Task
Copy each line with the word "COUPLES" in it.

· · ·

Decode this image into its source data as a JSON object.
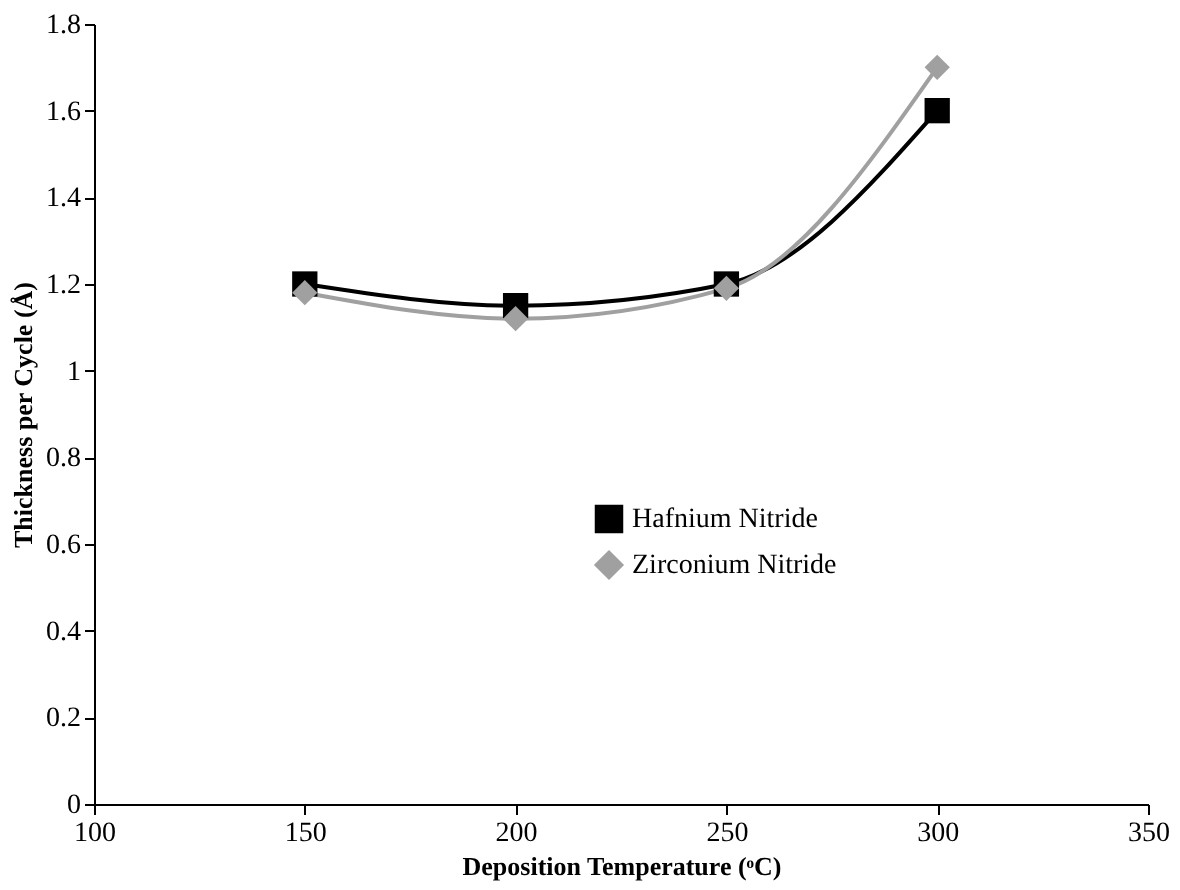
{
  "chart_data": {
    "type": "line",
    "xlabel": "Deposition Temperature (ᵒC)",
    "ylabel": "Thickness per Cycle (Å)",
    "x": [
      150,
      200,
      250,
      300
    ],
    "series": [
      {
        "name": "Hafnium Nitride",
        "color": "#000000",
        "marker": "square",
        "values": [
          1.2,
          1.15,
          1.2,
          1.6
        ]
      },
      {
        "name": "Zirconium Nitride",
        "color": "#a0a0a0",
        "marker": "diamond",
        "values": [
          1.18,
          1.12,
          1.19,
          1.7
        ]
      }
    ],
    "xlim": [
      100,
      350
    ],
    "xticks": [
      100,
      150,
      200,
      250,
      300,
      350
    ],
    "ylim": [
      0,
      1.8
    ],
    "yticks": [
      0,
      0.2,
      0.4,
      0.6,
      0.8,
      1,
      1.2,
      1.4,
      1.6,
      1.8
    ],
    "grid": false,
    "legend": "bottom right",
    "line_style": "solid"
  }
}
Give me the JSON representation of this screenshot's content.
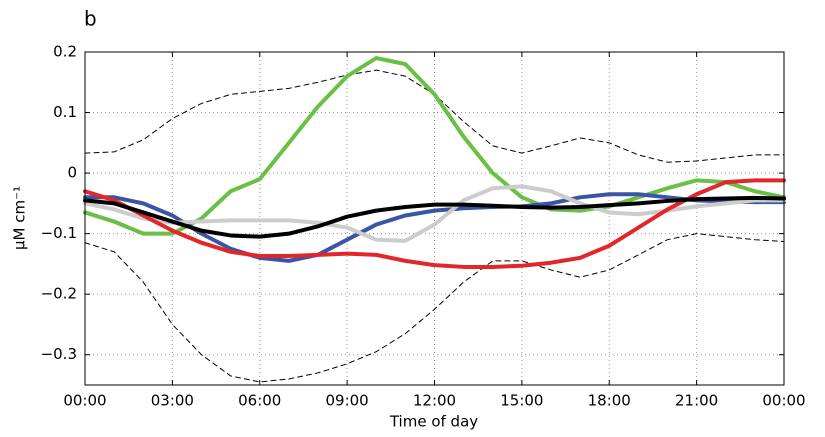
{
  "chart_data": {
    "type": "line",
    "panel_label": "b",
    "xlabel": "Time of day",
    "ylabel": "μM cm⁻¹",
    "x": [
      0,
      1,
      2,
      3,
      4,
      5,
      6,
      7,
      8,
      9,
      10,
      11,
      12,
      13,
      14,
      15,
      16,
      17,
      18,
      19,
      20,
      21,
      22,
      23,
      24
    ],
    "xlim": [
      0,
      24
    ],
    "xticks": [
      {
        "value": 0,
        "label": "00:00"
      },
      {
        "value": 3,
        "label": "03:00"
      },
      {
        "value": 6,
        "label": "06:00"
      },
      {
        "value": 9,
        "label": "09:00"
      },
      {
        "value": 12,
        "label": "12:00"
      },
      {
        "value": 15,
        "label": "15:00"
      },
      {
        "value": 18,
        "label": "18:00"
      },
      {
        "value": 21,
        "label": "21:00"
      },
      {
        "value": 24,
        "label": "00:00"
      }
    ],
    "ylim": [
      -0.35,
      0.2
    ],
    "yticks": [
      0.2,
      0.1,
      0,
      {
        "value": -0.1,
        "label": "−0.1"
      },
      {
        "value": -0.2,
        "label": "−0.2"
      },
      {
        "value": -0.3,
        "label": "−0.3"
      }
    ],
    "grid": true,
    "series": [
      {
        "color": "#000000",
        "linestyle": "dashed",
        "values": [
          0.033,
          0.035,
          0.055,
          0.09,
          0.115,
          0.13,
          0.135,
          0.14,
          0.15,
          0.162,
          0.17,
          0.16,
          0.13,
          0.085,
          0.045,
          0.033,
          0.045,
          0.058,
          0.05,
          0.03,
          0.018,
          0.02,
          0.025,
          0.03,
          0.03
        ]
      },
      {
        "color": "#000000",
        "linestyle": "dashed",
        "values": [
          -0.115,
          -0.13,
          -0.18,
          -0.25,
          -0.3,
          -0.335,
          -0.345,
          -0.34,
          -0.33,
          -0.315,
          -0.295,
          -0.265,
          -0.225,
          -0.18,
          -0.145,
          -0.145,
          -0.16,
          -0.172,
          -0.16,
          -0.135,
          -0.11,
          -0.1,
          -0.105,
          -0.11,
          -0.113
        ]
      },
      {
        "color": "#6abf45",
        "linestyle": "solid",
        "values": [
          -0.065,
          -0.08,
          -0.1,
          -0.1,
          -0.075,
          -0.03,
          -0.01,
          0.05,
          0.11,
          0.16,
          0.19,
          0.18,
          0.13,
          0.06,
          0.0,
          -0.04,
          -0.06,
          -0.062,
          -0.055,
          -0.04,
          -0.025,
          -0.012,
          -0.015,
          -0.03,
          -0.04
        ]
      },
      {
        "color": "#3a55a4",
        "linestyle": "solid",
        "values": [
          -0.04,
          -0.04,
          -0.05,
          -0.07,
          -0.1,
          -0.125,
          -0.14,
          -0.145,
          -0.135,
          -0.11,
          -0.085,
          -0.07,
          -0.062,
          -0.058,
          -0.056,
          -0.055,
          -0.05,
          -0.04,
          -0.035,
          -0.035,
          -0.04,
          -0.045,
          -0.047,
          -0.048,
          -0.048
        ]
      },
      {
        "color": "#cccccc",
        "linestyle": "solid",
        "values": [
          -0.05,
          -0.06,
          -0.075,
          -0.082,
          -0.08,
          -0.078,
          -0.078,
          -0.078,
          -0.082,
          -0.09,
          -0.11,
          -0.112,
          -0.085,
          -0.045,
          -0.025,
          -0.022,
          -0.03,
          -0.05,
          -0.065,
          -0.068,
          -0.062,
          -0.055,
          -0.05,
          -0.045,
          -0.045
        ]
      },
      {
        "color": "#e3262a",
        "linestyle": "solid",
        "values": [
          -0.03,
          -0.045,
          -0.07,
          -0.095,
          -0.115,
          -0.13,
          -0.137,
          -0.137,
          -0.135,
          -0.133,
          -0.135,
          -0.145,
          -0.152,
          -0.155,
          -0.155,
          -0.153,
          -0.148,
          -0.14,
          -0.12,
          -0.09,
          -0.06,
          -0.035,
          -0.015,
          -0.012,
          -0.012
        ]
      },
      {
        "color": "#000000",
        "linestyle": "solid",
        "values": [
          -0.045,
          -0.05,
          -0.065,
          -0.08,
          -0.095,
          -0.103,
          -0.105,
          -0.1,
          -0.088,
          -0.072,
          -0.062,
          -0.056,
          -0.052,
          -0.052,
          -0.054,
          -0.056,
          -0.057,
          -0.056,
          -0.053,
          -0.05,
          -0.046,
          -0.043,
          -0.042,
          -0.041,
          -0.042
        ]
      }
    ]
  }
}
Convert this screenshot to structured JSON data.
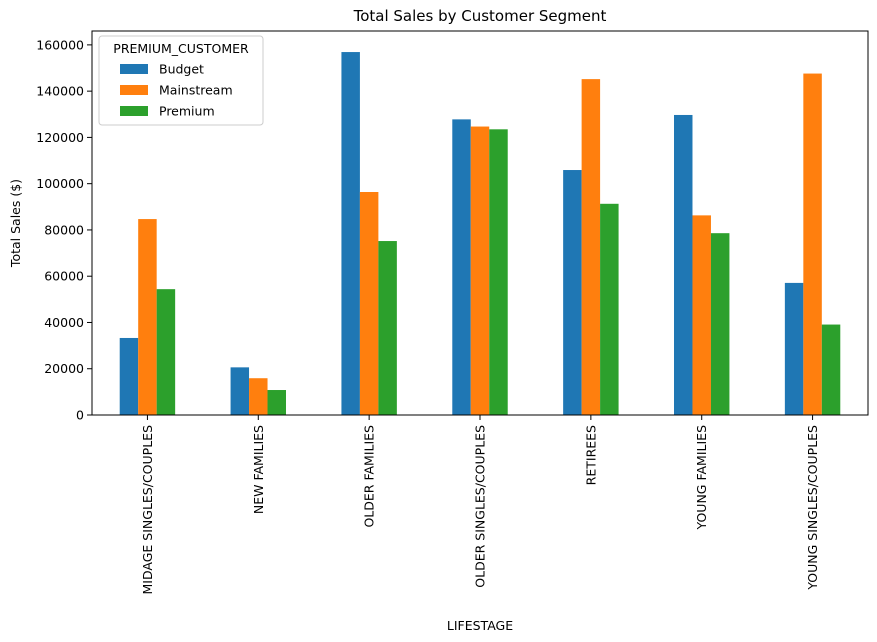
{
  "chart_data": {
    "type": "bar",
    "title": "Total Sales by Customer Segment",
    "xlabel": "LIFESTAGE",
    "ylabel": "Total Sales ($)",
    "ylim": [
      0,
      166000
    ],
    "yticks": [
      0,
      20000,
      40000,
      60000,
      80000,
      100000,
      120000,
      140000,
      160000
    ],
    "grid": false,
    "legend": {
      "title": "PREMIUM_CUSTOMER",
      "placement": "top-left"
    },
    "categories": [
      "MIDAGE SINGLES/COUPLES",
      "NEW FAMILIES",
      "OLDER FAMILIES",
      "OLDER SINGLES/COUPLES",
      "RETIREES",
      "YOUNG FAMILIES",
      "YOUNG SINGLES/COUPLES"
    ],
    "series": [
      {
        "name": "Budget",
        "color": "#1f77b4",
        "values": [
          33300,
          20600,
          156900,
          127800,
          105900,
          129700,
          57100
        ]
      },
      {
        "name": "Mainstream",
        "color": "#ff7f0e",
        "values": [
          84700,
          15900,
          96400,
          124700,
          145200,
          86300,
          147600
        ]
      },
      {
        "name": "Premium",
        "color": "#2ca02c",
        "values": [
          54400,
          10800,
          75200,
          123500,
          91300,
          78600,
          39100
        ]
      }
    ]
  }
}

· · ·

Full output
      "MIDAGE SINGLES/COUPLES",
      "OLDER SINGLES/COUPLES",
      "YOUNG SINGLES/COUPLES"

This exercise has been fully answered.